### WHAT YOU NEED TO DO
All lines in the material below that hold "Signs" should be found and copied.

### RECORDS TO PROCESS
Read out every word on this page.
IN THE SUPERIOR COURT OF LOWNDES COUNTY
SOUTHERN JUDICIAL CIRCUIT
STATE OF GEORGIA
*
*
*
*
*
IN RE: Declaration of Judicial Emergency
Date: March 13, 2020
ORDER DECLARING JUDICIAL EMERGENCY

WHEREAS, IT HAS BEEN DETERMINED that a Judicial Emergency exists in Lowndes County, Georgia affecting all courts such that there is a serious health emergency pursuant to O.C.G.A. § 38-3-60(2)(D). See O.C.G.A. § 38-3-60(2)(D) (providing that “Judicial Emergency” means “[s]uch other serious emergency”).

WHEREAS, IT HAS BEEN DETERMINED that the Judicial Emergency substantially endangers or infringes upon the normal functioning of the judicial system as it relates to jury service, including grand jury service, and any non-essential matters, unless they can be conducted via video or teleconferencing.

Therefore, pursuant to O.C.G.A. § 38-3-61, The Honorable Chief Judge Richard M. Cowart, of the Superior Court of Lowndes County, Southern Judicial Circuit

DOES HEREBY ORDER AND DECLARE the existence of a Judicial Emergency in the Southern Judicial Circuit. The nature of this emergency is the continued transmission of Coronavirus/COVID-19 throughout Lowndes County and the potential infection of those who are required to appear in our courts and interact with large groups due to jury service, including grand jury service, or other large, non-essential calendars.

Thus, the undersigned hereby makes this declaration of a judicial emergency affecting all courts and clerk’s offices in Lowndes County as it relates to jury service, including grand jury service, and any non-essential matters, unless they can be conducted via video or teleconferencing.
...
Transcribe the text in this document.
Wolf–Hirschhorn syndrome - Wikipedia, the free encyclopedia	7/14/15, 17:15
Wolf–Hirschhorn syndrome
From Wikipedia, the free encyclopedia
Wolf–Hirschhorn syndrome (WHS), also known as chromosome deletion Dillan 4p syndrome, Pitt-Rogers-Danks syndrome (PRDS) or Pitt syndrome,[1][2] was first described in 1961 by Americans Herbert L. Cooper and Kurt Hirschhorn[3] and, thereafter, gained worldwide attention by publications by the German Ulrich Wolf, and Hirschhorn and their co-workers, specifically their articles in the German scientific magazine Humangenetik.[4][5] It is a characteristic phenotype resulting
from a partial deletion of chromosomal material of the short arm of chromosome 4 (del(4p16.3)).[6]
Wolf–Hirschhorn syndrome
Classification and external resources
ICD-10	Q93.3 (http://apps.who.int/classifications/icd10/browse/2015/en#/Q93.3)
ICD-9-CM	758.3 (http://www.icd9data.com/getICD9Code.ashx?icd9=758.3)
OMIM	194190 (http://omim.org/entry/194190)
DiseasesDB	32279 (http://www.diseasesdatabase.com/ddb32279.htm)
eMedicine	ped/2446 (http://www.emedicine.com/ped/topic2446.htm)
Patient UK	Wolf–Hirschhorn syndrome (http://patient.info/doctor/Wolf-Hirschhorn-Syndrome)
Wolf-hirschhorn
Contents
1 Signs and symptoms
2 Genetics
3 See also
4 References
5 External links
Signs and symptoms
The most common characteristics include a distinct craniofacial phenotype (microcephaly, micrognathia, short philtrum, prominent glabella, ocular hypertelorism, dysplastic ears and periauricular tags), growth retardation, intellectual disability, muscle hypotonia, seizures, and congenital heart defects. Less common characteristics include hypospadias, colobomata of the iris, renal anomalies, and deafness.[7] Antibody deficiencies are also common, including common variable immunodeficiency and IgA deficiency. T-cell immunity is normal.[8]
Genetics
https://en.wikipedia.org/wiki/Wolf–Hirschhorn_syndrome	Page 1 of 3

### ANSWER BOX
1 Signs and symptoms
Signs and symptoms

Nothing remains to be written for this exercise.